Given instruction.
Here are some records; copy every line that holds the word "Voltage".

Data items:

--- Begin ---

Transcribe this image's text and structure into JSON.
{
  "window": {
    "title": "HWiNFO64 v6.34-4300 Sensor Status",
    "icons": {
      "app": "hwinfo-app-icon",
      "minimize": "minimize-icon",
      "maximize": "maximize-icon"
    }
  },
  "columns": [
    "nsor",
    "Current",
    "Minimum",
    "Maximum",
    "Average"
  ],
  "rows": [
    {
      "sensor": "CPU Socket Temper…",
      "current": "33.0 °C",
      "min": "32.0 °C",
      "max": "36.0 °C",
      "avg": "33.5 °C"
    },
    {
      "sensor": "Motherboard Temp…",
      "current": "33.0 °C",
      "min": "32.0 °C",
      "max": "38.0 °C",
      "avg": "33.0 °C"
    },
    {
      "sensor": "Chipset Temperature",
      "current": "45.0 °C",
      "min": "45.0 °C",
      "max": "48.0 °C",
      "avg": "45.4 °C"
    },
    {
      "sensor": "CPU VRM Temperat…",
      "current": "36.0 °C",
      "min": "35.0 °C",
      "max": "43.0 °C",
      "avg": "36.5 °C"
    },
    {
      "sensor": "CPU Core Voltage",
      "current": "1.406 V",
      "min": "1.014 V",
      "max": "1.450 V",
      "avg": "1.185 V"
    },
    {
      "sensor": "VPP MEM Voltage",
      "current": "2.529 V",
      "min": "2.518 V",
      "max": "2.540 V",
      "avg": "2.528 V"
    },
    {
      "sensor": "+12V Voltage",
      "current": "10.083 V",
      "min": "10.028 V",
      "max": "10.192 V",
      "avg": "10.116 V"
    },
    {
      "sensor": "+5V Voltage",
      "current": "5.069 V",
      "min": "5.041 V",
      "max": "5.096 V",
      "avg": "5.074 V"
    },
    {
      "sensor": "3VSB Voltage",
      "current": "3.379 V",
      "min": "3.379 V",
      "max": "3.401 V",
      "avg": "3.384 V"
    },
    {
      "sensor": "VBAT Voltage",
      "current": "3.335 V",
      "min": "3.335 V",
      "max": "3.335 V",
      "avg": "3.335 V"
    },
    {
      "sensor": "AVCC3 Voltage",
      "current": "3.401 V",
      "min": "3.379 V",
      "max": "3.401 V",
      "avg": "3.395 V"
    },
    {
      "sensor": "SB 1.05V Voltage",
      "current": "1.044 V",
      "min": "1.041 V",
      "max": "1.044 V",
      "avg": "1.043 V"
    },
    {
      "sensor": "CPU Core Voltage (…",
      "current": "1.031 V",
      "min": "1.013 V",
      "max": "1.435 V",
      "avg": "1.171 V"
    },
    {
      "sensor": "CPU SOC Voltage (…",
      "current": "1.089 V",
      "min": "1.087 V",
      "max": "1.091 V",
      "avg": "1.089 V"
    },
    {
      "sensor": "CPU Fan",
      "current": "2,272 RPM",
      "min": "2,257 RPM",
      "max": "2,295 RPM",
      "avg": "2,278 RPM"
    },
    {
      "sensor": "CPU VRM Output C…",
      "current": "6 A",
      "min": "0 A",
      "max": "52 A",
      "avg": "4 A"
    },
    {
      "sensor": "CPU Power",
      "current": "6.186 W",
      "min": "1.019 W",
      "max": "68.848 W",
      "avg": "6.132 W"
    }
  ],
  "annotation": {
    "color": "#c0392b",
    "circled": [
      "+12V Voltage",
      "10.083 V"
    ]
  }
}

--- End ---

Complete output.
      "sensor": "CPU Core Voltage",
      "sensor": "VPP MEM Voltage",
      "sensor": "+12V Voltage",
      "sensor": "+5V Voltage",
      "sensor": "3VSB Voltage",
      "sensor": "VBAT Voltage",
      "sensor": "AVCC3 Voltage",
      "sensor": "SB 1.05V Voltage",
      "sensor": "CPU Core Voltage (…",
      "sensor": "CPU SOC Voltage (…",
      "+12V Voltage",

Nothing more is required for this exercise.